___ Data shown ___

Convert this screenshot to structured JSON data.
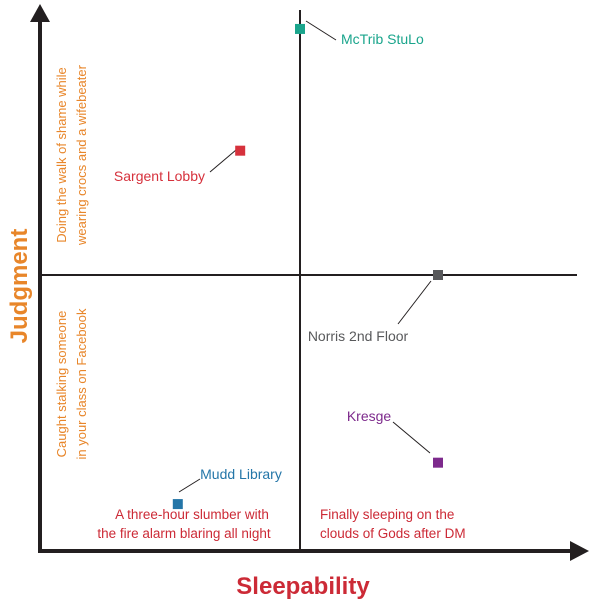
{
  "chart_data": {
    "type": "scatter",
    "title": "",
    "xlabel": "Sleepability",
    "ylabel": "Judgment",
    "xlim": [
      -10,
      10
    ],
    "ylim": [
      -10,
      10
    ],
    "grid": false,
    "axis_color": "#231f20",
    "ylabel_color": "#e8862a",
    "xlabel_color": "#cc2a36",
    "annotations": {
      "top_left": [
        "Doing the walk of shame while",
        "wearing crocs and a wifebeater"
      ],
      "bottom_left": [
        "Caught stalking someone",
        "in your class on Facebook"
      ],
      "bottom_left_x": [
        "A three-hour slumber with",
        "the fire alarm blaring all night"
      ],
      "bottom_right_x": [
        "Finally sleeping on the",
        "clouds of Gods after DM"
      ],
      "left_color": "#e8862a",
      "bottom_color": "#cc2a36"
    },
    "points": [
      {
        "label": "McTrib StuLo",
        "x": 0.0,
        "y": 9.5,
        "color": "#1aa58c"
      },
      {
        "label": "Sargent Lobby",
        "x": -2.3,
        "y": 4.8,
        "color": "#d6313c"
      },
      {
        "label": "Norris 2nd Floor",
        "x": 5.0,
        "y": 0.0,
        "color": "#58595b"
      },
      {
        "label": "Kresge",
        "x": 5.0,
        "y": -6.8,
        "color": "#7d2a8c"
      },
      {
        "label": "Mudd Library",
        "x": -4.7,
        "y": -8.3,
        "color": "#2476a8"
      }
    ]
  }
}
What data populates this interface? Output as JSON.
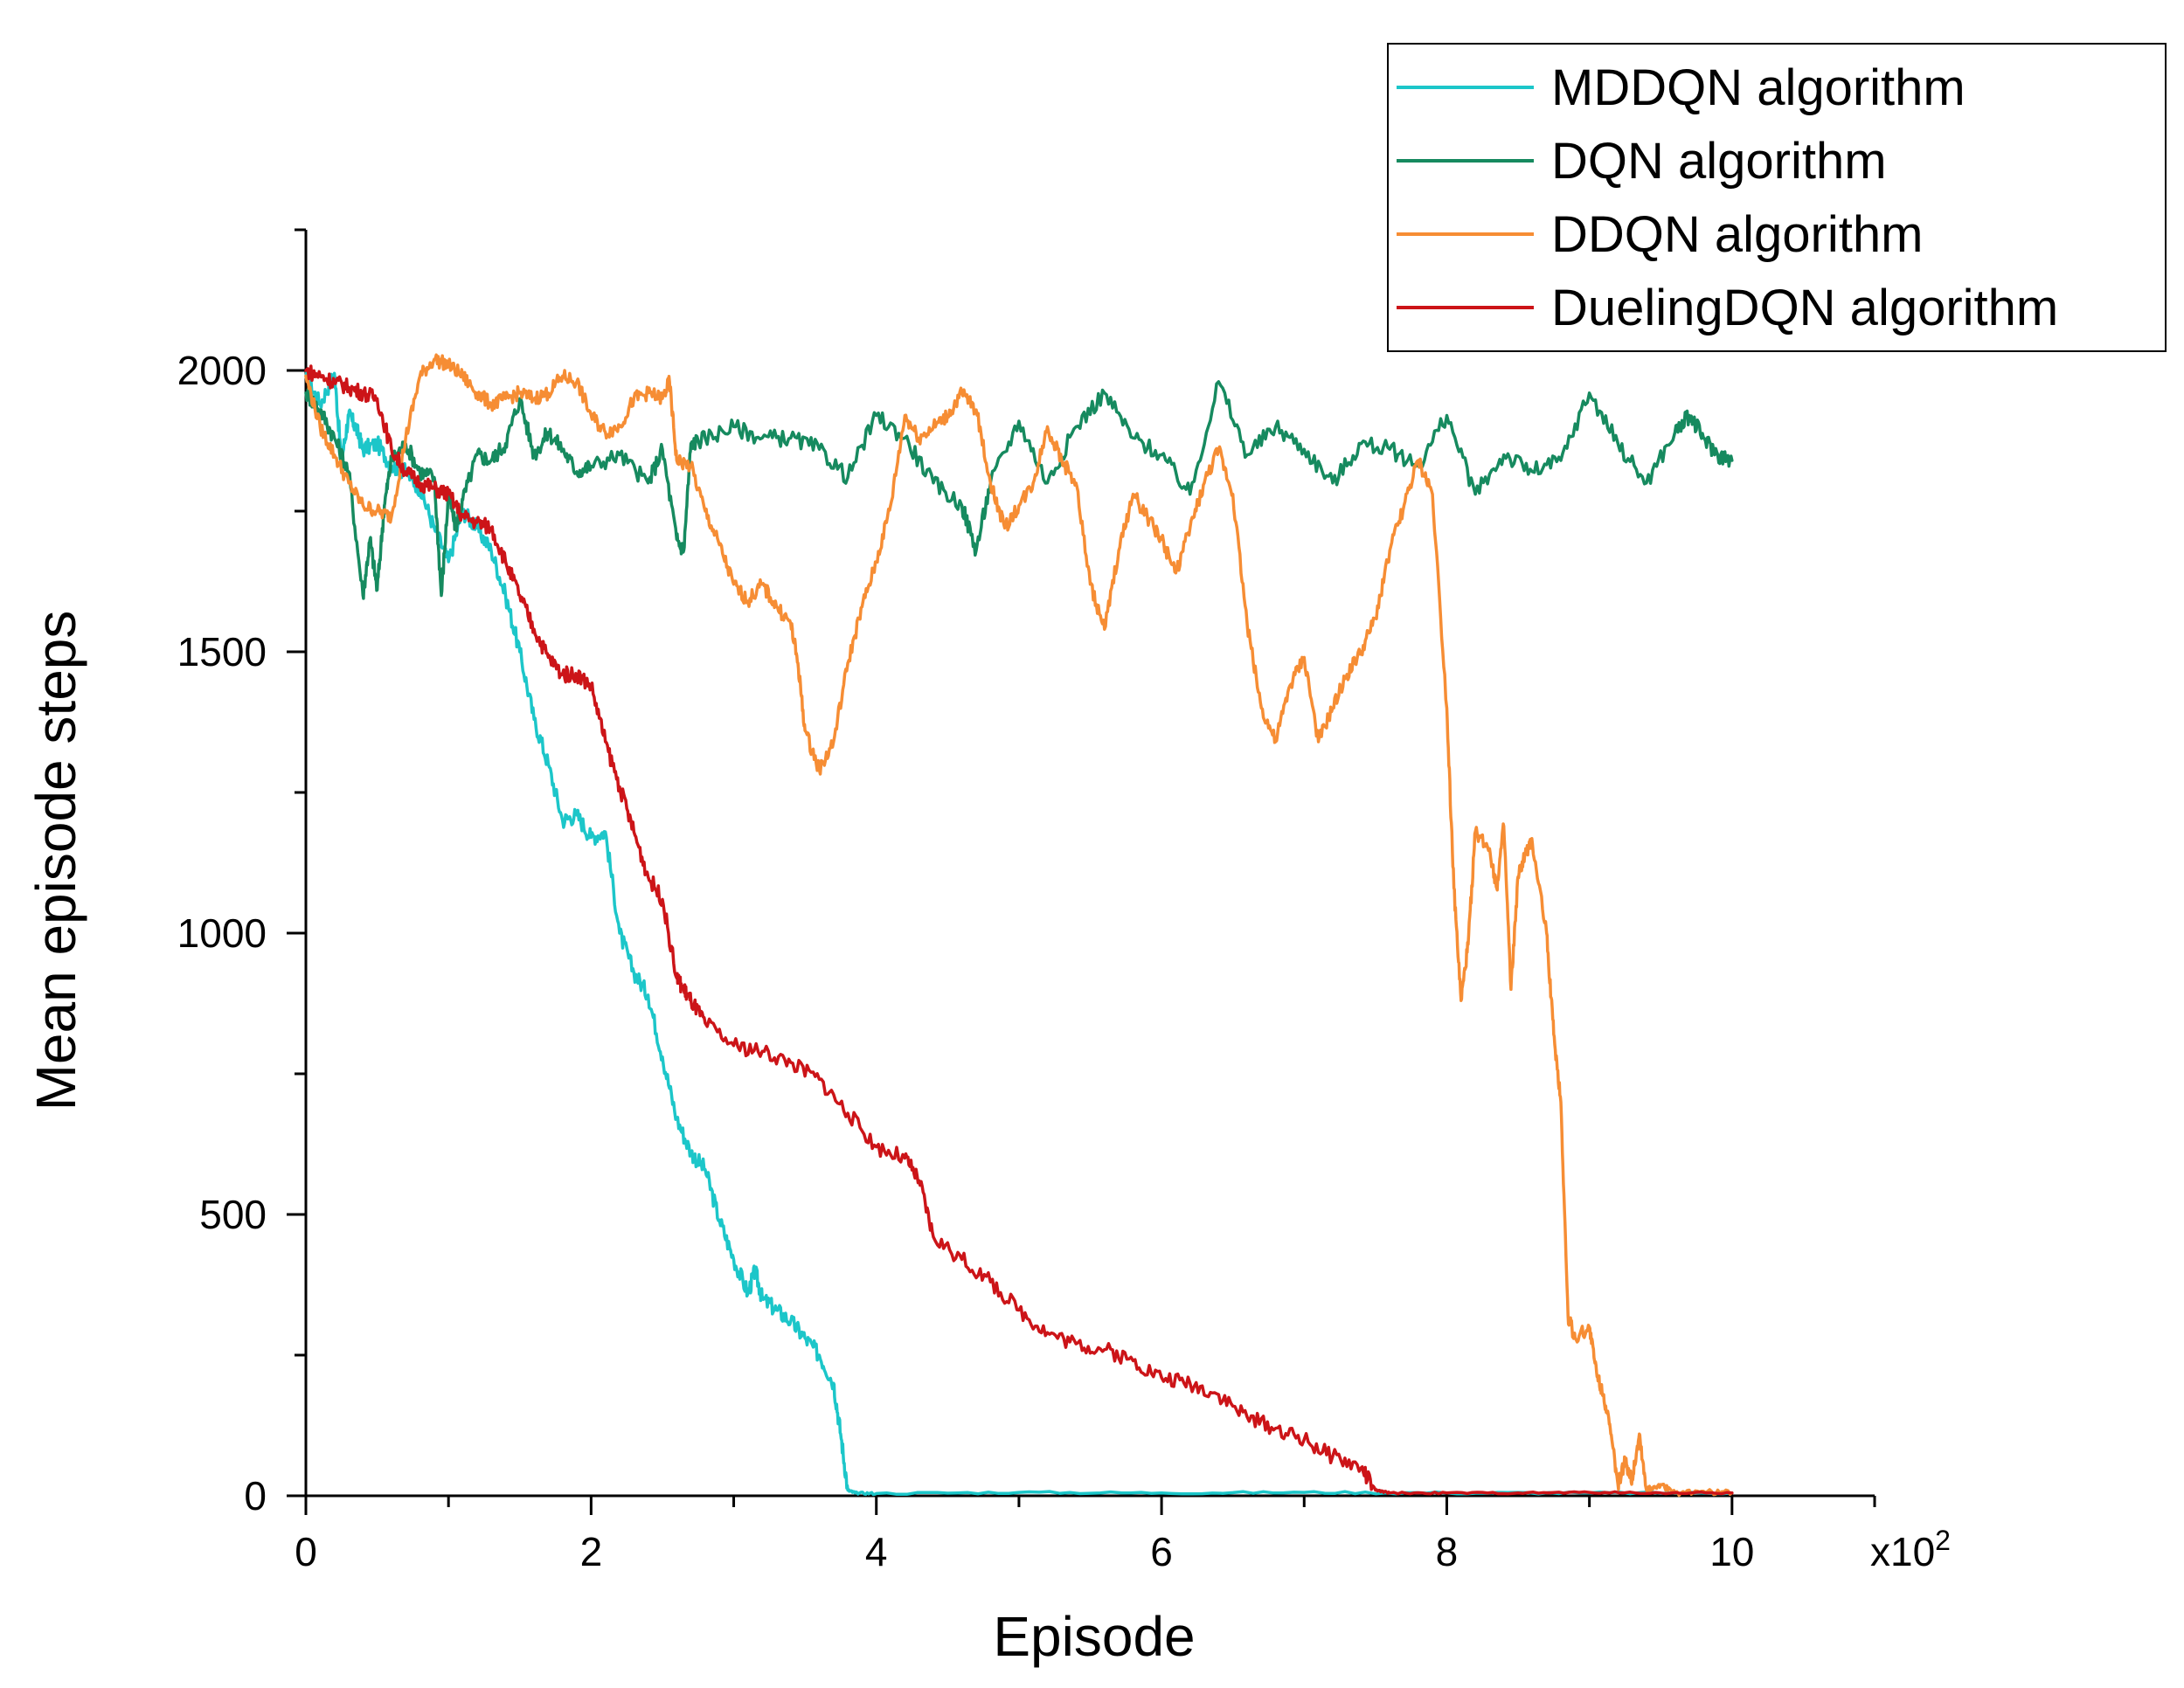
{
  "chart_data": {
    "type": "line",
    "title": "",
    "xlabel": "Episode",
    "ylabel": "Mean episode steps",
    "x_multiplier_label": "x10",
    "x_multiplier_exp": "2",
    "xlim": [
      0,
      11
    ],
    "ylim": [
      0,
      2250
    ],
    "x_ticks": [
      0,
      2,
      4,
      6,
      8,
      10
    ],
    "x_minor_ticks": [
      1,
      3,
      5,
      7,
      9,
      11
    ],
    "y_ticks": [
      0,
      500,
      1000,
      1500,
      2000
    ],
    "y_minor_ticks": [
      250,
      750,
      1250,
      1750,
      2250
    ],
    "grid": false,
    "legend_position": "top-right",
    "series": [
      {
        "name": "MDDQN algorithm",
        "color": "#1CC6C9",
        "x": [
          0,
          0.1,
          0.2,
          0.25,
          0.3,
          0.35,
          0.4,
          0.5,
          0.6,
          0.7,
          0.8,
          0.9,
          1.0,
          1.1,
          1.2,
          1.3,
          1.4,
          1.5,
          1.6,
          1.7,
          1.8,
          1.9,
          2.0,
          2.1,
          2.2,
          2.3,
          2.4,
          2.5,
          2.6,
          2.7,
          2.8,
          2.9,
          3.0,
          3.1,
          3.15,
          3.2,
          3.3,
          3.4,
          3.5,
          3.6,
          3.7,
          3.75,
          3.8,
          3.85,
          4.0,
          5.0,
          6.0,
          7.0,
          8.0,
          9.0,
          10.0
        ],
        "y": [
          1990,
          1940,
          1995,
          1840,
          1920,
          1900,
          1860,
          1870,
          1830,
          1820,
          1790,
          1720,
          1660,
          1750,
          1720,
          1680,
          1600,
          1500,
          1380,
          1300,
          1200,
          1210,
          1170,
          1180,
          1000,
          930,
          890,
          780,
          670,
          610,
          580,
          490,
          420,
          360,
          400,
          350,
          330,
          310,
          280,
          250,
          200,
          110,
          10,
          5,
          4,
          6,
          5,
          6,
          5,
          5,
          5
        ]
      },
      {
        "name": "DQN algorithm",
        "color": "#168A5F",
        "x": [
          0,
          0.1,
          0.2,
          0.3,
          0.4,
          0.45,
          0.5,
          0.55,
          0.6,
          0.7,
          0.8,
          0.9,
          0.95,
          1.0,
          1.05,
          1.1,
          1.2,
          1.3,
          1.4,
          1.5,
          1.6,
          1.7,
          1.8,
          1.9,
          2.0,
          2.2,
          2.4,
          2.5,
          2.6,
          2.65,
          2.7,
          2.8,
          3.0,
          3.2,
          3.4,
          3.6,
          3.8,
          4.0,
          4.2,
          4.4,
          4.6,
          4.7,
          4.8,
          5.0,
          5.2,
          5.4,
          5.6,
          5.8,
          6.0,
          6.2,
          6.4,
          6.6,
          6.8,
          7.0,
          7.2,
          7.4,
          7.6,
          7.8,
          8.0,
          8.2,
          8.4,
          8.6,
          8.8,
          9.0,
          9.2,
          9.4,
          9.6,
          9.7,
          9.8,
          9.9,
          10.0
        ],
        "y": [
          1960,
          1930,
          1880,
          1820,
          1600,
          1700,
          1610,
          1760,
          1840,
          1870,
          1820,
          1810,
          1600,
          1780,
          1720,
          1770,
          1850,
          1840,
          1870,
          1950,
          1850,
          1890,
          1860,
          1820,
          1830,
          1850,
          1800,
          1860,
          1700,
          1680,
          1870,
          1880,
          1900,
          1880,
          1880,
          1860,
          1810,
          1920,
          1880,
          1800,
          1760,
          1680,
          1800,
          1910,
          1800,
          1900,
          1960,
          1880,
          1850,
          1780,
          1980,
          1850,
          1900,
          1860,
          1800,
          1870,
          1860,
          1830,
          1920,
          1780,
          1850,
          1820,
          1840,
          1960,
          1870,
          1800,
          1890,
          1920,
          1880,
          1850,
          1840
        ]
      },
      {
        "name": "DDQN algorithm",
        "color": "#F68D34",
        "x": [
          0,
          0.1,
          0.2,
          0.3,
          0.4,
          0.5,
          0.6,
          0.7,
          0.8,
          0.9,
          1.0,
          1.1,
          1.2,
          1.3,
          1.4,
          1.5,
          1.6,
          1.7,
          1.8,
          1.9,
          2.0,
          2.1,
          2.2,
          2.3,
          2.4,
          2.5,
          2.55,
          2.6,
          2.7,
          2.8,
          2.9,
          3.0,
          3.1,
          3.2,
          3.3,
          3.4,
          3.45,
          3.5,
          3.6,
          3.7,
          3.8,
          3.9,
          4.0,
          4.1,
          4.2,
          4.3,
          4.4,
          4.5,
          4.6,
          4.7,
          4.8,
          4.9,
          5.0,
          5.1,
          5.2,
          5.3,
          5.4,
          5.5,
          5.6,
          5.7,
          5.8,
          5.9,
          6.0,
          6.1,
          6.2,
          6.3,
          6.4,
          6.5,
          6.6,
          6.7,
          6.8,
          6.9,
          7.0,
          7.1,
          7.2,
          7.3,
          7.4,
          7.5,
          7.6,
          7.7,
          7.8,
          7.9,
          8.0,
          8.05,
          8.1,
          8.15,
          8.2,
          8.3,
          8.35,
          8.4,
          8.45,
          8.5,
          8.55,
          8.6,
          8.7,
          8.75,
          8.8,
          8.85,
          8.9,
          9.0,
          9.05,
          9.1,
          9.15,
          9.2,
          9.25,
          9.3,
          9.35,
          9.4,
          9.5,
          9.6,
          9.8,
          10.0
        ],
        "y": [
          1990,
          1900,
          1850,
          1800,
          1760,
          1750,
          1740,
          1880,
          1990,
          2020,
          2010,
          1990,
          1960,
          1940,
          1950,
          1960,
          1950,
          1960,
          1990,
          1980,
          1920,
          1890,
          1900,
          1950,
          1960,
          1950,
          1980,
          1840,
          1830,
          1750,
          1690,
          1620,
          1590,
          1620,
          1580,
          1550,
          1480,
          1360,
          1290,
          1340,
          1480,
          1580,
          1660,
          1760,
          1920,
          1880,
          1900,
          1920,
          1960,
          1930,
          1800,
          1720,
          1760,
          1800,
          1900,
          1840,
          1800,
          1620,
          1540,
          1680,
          1780,
          1740,
          1700,
          1640,
          1720,
          1800,
          1860,
          1780,
          1550,
          1400,
          1340,
          1440,
          1490,
          1340,
          1400,
          1460,
          1500,
          1560,
          1680,
          1760,
          1840,
          1780,
          1400,
          1080,
          880,
          980,
          1180,
          1150,
          1080,
          1190,
          900,
          1100,
          1140,
          1160,
          1000,
          820,
          700,
          320,
          280,
          300,
          220,
          180,
          110,
          20,
          60,
          30,
          110,
          10,
          20,
          5,
          8,
          5
        ]
      },
      {
        "name": "DuelingDQN algorithm",
        "color": "#CC1418",
        "x": [
          0,
          0.1,
          0.2,
          0.3,
          0.4,
          0.5,
          0.6,
          0.7,
          0.8,
          0.9,
          1.0,
          1.1,
          1.2,
          1.3,
          1.4,
          1.5,
          1.6,
          1.7,
          1.8,
          1.9,
          2.0,
          2.1,
          2.2,
          2.3,
          2.4,
          2.5,
          2.6,
          2.65,
          2.7,
          2.8,
          3.0,
          3.2,
          3.4,
          3.6,
          3.8,
          4.0,
          4.2,
          4.3,
          4.4,
          4.6,
          4.8,
          5.0,
          5.2,
          5.4,
          5.6,
          5.8,
          6.0,
          6.2,
          6.4,
          6.6,
          6.8,
          7.0,
          7.2,
          7.4,
          7.5,
          7.6,
          8.0,
          8.5,
          9.0,
          9.5,
          10.0
        ],
        "y": [
          2000,
          1990,
          1980,
          1970,
          1960,
          1950,
          1860,
          1820,
          1800,
          1790,
          1780,
          1740,
          1730,
          1720,
          1660,
          1600,
          1540,
          1490,
          1460,
          1460,
          1440,
          1340,
          1260,
          1180,
          1100,
          1060,
          920,
          900,
          880,
          840,
          800,
          790,
          770,
          740,
          680,
          620,
          600,
          560,
          460,
          420,
          380,
          330,
          290,
          270,
          260,
          240,
          210,
          200,
          180,
          140,
          120,
          100,
          70,
          50,
          10,
          5,
          5,
          5,
          6,
          5,
          5
        ]
      }
    ]
  }
}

___

* **Exercise aim**
Copy all lines from the material that include "name".

* **Solution to this problem**
        "name": "MDDQN algorithm",
        "name": "DQN algorithm",
        "name": "DDQN algorithm",
        "name": "DuelingDQN algorithm",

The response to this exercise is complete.